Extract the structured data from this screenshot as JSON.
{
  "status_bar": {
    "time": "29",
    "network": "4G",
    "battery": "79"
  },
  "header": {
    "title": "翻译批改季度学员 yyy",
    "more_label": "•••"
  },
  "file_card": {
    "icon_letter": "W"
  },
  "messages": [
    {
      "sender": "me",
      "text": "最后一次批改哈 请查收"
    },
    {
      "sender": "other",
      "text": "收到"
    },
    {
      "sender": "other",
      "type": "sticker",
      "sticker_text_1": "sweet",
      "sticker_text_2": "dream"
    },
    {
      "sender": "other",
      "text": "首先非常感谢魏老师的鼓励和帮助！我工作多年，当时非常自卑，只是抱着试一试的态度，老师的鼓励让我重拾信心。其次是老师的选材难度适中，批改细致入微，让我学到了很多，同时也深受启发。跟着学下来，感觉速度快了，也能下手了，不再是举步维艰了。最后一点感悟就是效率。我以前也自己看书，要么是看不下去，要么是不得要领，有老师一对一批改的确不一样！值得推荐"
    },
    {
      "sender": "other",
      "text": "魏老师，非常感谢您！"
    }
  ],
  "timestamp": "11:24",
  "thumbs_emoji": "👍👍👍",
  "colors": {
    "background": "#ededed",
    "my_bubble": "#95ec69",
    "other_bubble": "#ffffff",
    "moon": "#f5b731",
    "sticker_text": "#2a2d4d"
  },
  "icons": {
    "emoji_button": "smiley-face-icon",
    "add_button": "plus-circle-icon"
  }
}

+ + +

*Problem:*
Give the entries again in full, exactly as they are written.

*Task response:*
Extract the structured data from this screenshot as JSON.
{
  "status_bar": {
    "time": "29",
    "network": "4G",
    "battery": "79"
  },
  "header": {
    "title": "翻译批改季度学员 yyy",
    "more_label": "•••"
  },
  "file_card": {
    "icon_letter": "W"
  },
  "messages": [
    {
      "sender": "me",
      "text": "最后一次批改哈 请查收"
    },
    {
      "sender": "other",
      "text": "收到"
    },
    {
      "sender": "other",
      "type": "sticker",
      "sticker_text_1": "sweet",
      "sticker_text_2": "dream"
    },
    {
      "sender": "other",
      "text": "首先非常感谢魏老师的鼓励和帮助！我工作多年，当时非常自卑，只是抱着试一试的态度，老师的鼓励让我重拾信心。其次是老师的选材难度适中，批改细致入微，让我学到了很多，同时也深受启发。跟着学下来，感觉速度快了，也能下手了，不再是举步维艰了。最后一点感悟就是效率。我以前也自己看书，要么是看不下去，要么是不得要领，有老师一对一批改的确不一样！值得推荐"
    },
    {
      "sender": "other",
      "text": "魏老师，非常感谢您！"
    }
  ],
  "timestamp": "11:24",
  "thumbs_emoji": "👍👍👍",
  "colors": {
    "background": "#ededed",
    "my_bubble": "#95ec69",
    "other_bubble": "#ffffff",
    "moon": "#f5b731",
    "sticker_text": "#2a2d4d"
  },
  "icons": {
    "emoji_button": "smiley-face-icon",
    "add_button": "plus-circle-icon"
  }
}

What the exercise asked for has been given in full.